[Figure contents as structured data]
◇ ◇ ◇ ◇ ◇ ◇ ◇

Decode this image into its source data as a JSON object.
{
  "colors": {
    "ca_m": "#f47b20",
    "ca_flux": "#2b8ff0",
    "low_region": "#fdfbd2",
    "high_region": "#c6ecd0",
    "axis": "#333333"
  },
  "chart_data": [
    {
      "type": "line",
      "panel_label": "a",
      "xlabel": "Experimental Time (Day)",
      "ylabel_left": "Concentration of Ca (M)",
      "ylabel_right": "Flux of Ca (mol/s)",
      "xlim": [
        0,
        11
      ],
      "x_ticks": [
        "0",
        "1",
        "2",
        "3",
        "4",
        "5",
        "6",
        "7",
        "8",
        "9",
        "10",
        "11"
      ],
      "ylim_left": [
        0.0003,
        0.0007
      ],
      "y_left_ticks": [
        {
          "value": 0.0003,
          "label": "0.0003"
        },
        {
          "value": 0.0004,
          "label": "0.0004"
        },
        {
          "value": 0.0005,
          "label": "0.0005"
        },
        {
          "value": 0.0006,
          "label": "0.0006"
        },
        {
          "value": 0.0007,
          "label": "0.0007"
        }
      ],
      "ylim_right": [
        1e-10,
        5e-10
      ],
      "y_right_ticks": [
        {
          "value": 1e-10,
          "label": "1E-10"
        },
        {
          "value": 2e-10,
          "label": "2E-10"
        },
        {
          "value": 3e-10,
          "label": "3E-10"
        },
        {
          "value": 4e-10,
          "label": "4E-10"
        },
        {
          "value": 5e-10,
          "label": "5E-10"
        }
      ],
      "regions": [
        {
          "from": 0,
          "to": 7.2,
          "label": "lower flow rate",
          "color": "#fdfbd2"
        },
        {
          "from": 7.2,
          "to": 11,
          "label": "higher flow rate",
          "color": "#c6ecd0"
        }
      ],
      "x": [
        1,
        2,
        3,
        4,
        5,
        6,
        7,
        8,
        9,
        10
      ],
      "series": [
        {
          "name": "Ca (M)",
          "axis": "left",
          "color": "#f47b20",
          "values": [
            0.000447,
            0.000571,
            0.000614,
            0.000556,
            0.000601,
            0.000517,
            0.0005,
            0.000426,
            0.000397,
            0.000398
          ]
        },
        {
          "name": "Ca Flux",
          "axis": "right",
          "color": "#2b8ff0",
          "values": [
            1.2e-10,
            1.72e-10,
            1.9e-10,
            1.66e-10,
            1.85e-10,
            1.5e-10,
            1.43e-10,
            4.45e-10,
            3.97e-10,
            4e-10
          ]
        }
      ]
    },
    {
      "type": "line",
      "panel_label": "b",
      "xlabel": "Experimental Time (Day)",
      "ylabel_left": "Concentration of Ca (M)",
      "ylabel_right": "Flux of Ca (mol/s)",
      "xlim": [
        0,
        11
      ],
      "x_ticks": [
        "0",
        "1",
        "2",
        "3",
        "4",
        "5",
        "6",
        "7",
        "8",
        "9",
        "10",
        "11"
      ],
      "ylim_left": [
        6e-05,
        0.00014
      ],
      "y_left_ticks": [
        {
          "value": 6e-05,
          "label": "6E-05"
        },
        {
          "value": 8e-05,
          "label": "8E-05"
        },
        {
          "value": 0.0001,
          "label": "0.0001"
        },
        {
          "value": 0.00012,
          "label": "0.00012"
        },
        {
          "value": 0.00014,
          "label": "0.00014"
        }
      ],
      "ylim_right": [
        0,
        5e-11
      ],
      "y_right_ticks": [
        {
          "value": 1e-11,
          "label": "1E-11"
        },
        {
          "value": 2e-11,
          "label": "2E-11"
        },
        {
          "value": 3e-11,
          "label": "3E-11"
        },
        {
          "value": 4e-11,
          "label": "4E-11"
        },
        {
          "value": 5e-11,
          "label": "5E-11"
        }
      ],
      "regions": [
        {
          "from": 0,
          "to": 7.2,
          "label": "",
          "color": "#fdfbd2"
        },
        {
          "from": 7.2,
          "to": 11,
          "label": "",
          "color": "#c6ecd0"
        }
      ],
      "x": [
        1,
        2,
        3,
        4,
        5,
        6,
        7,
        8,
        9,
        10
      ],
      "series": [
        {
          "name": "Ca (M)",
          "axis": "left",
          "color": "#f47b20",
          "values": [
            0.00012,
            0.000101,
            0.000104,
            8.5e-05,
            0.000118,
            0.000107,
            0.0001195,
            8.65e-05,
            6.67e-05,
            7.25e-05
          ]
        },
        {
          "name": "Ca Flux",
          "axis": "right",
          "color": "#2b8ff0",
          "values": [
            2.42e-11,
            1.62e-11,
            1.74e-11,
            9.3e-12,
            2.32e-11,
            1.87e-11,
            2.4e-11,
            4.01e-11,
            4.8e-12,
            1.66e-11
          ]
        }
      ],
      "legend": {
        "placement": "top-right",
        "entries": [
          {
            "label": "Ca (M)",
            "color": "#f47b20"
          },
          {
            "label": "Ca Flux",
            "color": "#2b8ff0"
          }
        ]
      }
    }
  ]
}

◇ ◇ ◇ ◇ ◇ ◇ ◇

**What you will do:** Return the material in full, exactly as shown.

**The answer:**
Decode this image into its source data as a JSON object.
{
  "colors": {
    "ca_m": "#f47b20",
    "ca_flux": "#2b8ff0",
    "low_region": "#fdfbd2",
    "high_region": "#c6ecd0",
    "axis": "#333333"
  },
  "chart_data": [
    {
      "type": "line",
      "panel_label": "a",
      "xlabel": "Experimental Time (Day)",
      "ylabel_left": "Concentration of Ca (M)",
      "ylabel_right": "Flux of Ca (mol/s)",
      "xlim": [
        0,
        11
      ],
      "x_ticks": [
        "0",
        "1",
        "2",
        "3",
        "4",
        "5",
        "6",
        "7",
        "8",
        "9",
        "10",
        "11"
      ],
      "ylim_left": [
        0.0003,
        0.0007
      ],
      "y_left_ticks": [
        {
          "value": 0.0003,
          "label": "0.0003"
        },
        {
          "value": 0.0004,
          "label": "0.0004"
        },
        {
          "value": 0.0005,
          "label": "0.0005"
        },
        {
          "value": 0.0006,
          "label": "0.0006"
        },
        {
          "value": 0.0007,
          "label": "0.0007"
        }
      ],
      "ylim_right": [
        1e-10,
        5e-10
      ],
      "y_right_ticks": [
        {
          "value": 1e-10,
          "label": "1E-10"
        },
        {
          "value": 2e-10,
          "label": "2E-10"
        },
        {
          "value": 3e-10,
          "label": "3E-10"
        },
        {
          "value": 4e-10,
          "label": "4E-10"
        },
        {
          "value": 5e-10,
          "label": "5E-10"
        }
      ],
      "regions": [
        {
          "from": 0,
          "to": 7.2,
          "label": "lower flow rate",
          "color": "#fdfbd2"
        },
        {
          "from": 7.2,
          "to": 11,
          "label": "higher flow rate",
          "color": "#c6ecd0"
        }
      ],
      "x": [
        1,
        2,
        3,
        4,
        5,
        6,
        7,
        8,
        9,
        10
      ],
      "series": [
        {
          "name": "Ca (M)",
          "axis": "left",
          "color": "#f47b20",
          "values": [
            0.000447,
            0.000571,
            0.000614,
            0.000556,
            0.000601,
            0.000517,
            0.0005,
            0.000426,
            0.000397,
            0.000398
          ]
        },
        {
          "name": "Ca Flux",
          "axis": "right",
          "color": "#2b8ff0",
          "values": [
            1.2e-10,
            1.72e-10,
            1.9e-10,
            1.66e-10,
            1.85e-10,
            1.5e-10,
            1.43e-10,
            4.45e-10,
            3.97e-10,
            4e-10
          ]
        }
      ]
    },
    {
      "type": "line",
      "panel_label": "b",
      "xlabel": "Experimental Time (Day)",
      "ylabel_left": "Concentration of Ca (M)",
      "ylabel_right": "Flux of Ca (mol/s)",
      "xlim": [
        0,
        11
      ],
      "x_ticks": [
        "0",
        "1",
        "2",
        "3",
        "4",
        "5",
        "6",
        "7",
        "8",
        "9",
        "10",
        "11"
      ],
      "ylim_left": [
        6e-05,
        0.00014
      ],
      "y_left_ticks": [
        {
          "value": 6e-05,
          "label": "6E-05"
        },
        {
          "value": 8e-05,
          "label": "8E-05"
        },
        {
          "value": 0.0001,
          "label": "0.0001"
        },
        {
          "value": 0.00012,
          "label": "0.00012"
        },
        {
          "value": 0.00014,
          "label": "0.00014"
        }
      ],
      "ylim_right": [
        0,
        5e-11
      ],
      "y_right_ticks": [
        {
          "value": 1e-11,
          "label": "1E-11"
        },
        {
          "value": 2e-11,
          "label": "2E-11"
        },
        {
          "value": 3e-11,
          "label": "3E-11"
        },
        {
          "value": 4e-11,
          "label": "4E-11"
        },
        {
          "value": 5e-11,
          "label": "5E-11"
        }
      ],
      "regions": [
        {
          "from": 0,
          "to": 7.2,
          "label": "",
          "color": "#fdfbd2"
        },
        {
          "from": 7.2,
          "to": 11,
          "label": "",
          "color": "#c6ecd0"
        }
      ],
      "x": [
        1,
        2,
        3,
        4,
        5,
        6,
        7,
        8,
        9,
        10
      ],
      "series": [
        {
          "name": "Ca (M)",
          "axis": "left",
          "color": "#f47b20",
          "values": [
            0.00012,
            0.000101,
            0.000104,
            8.5e-05,
            0.000118,
            0.000107,
            0.0001195,
            8.65e-05,
            6.67e-05,
            7.25e-05
          ]
        },
        {
          "name": "Ca Flux",
          "axis": "right",
          "color": "#2b8ff0",
          "values": [
            2.42e-11,
            1.62e-11,
            1.74e-11,
            9.3e-12,
            2.32e-11,
            1.87e-11,
            2.4e-11,
            4.01e-11,
            4.8e-12,
            1.66e-11
          ]
        }
      ],
      "legend": {
        "placement": "top-right",
        "entries": [
          {
            "label": "Ca (M)",
            "color": "#f47b20"
          },
          {
            "label": "Ca Flux",
            "color": "#2b8ff0"
          }
        ]
      }
    }
  ]
}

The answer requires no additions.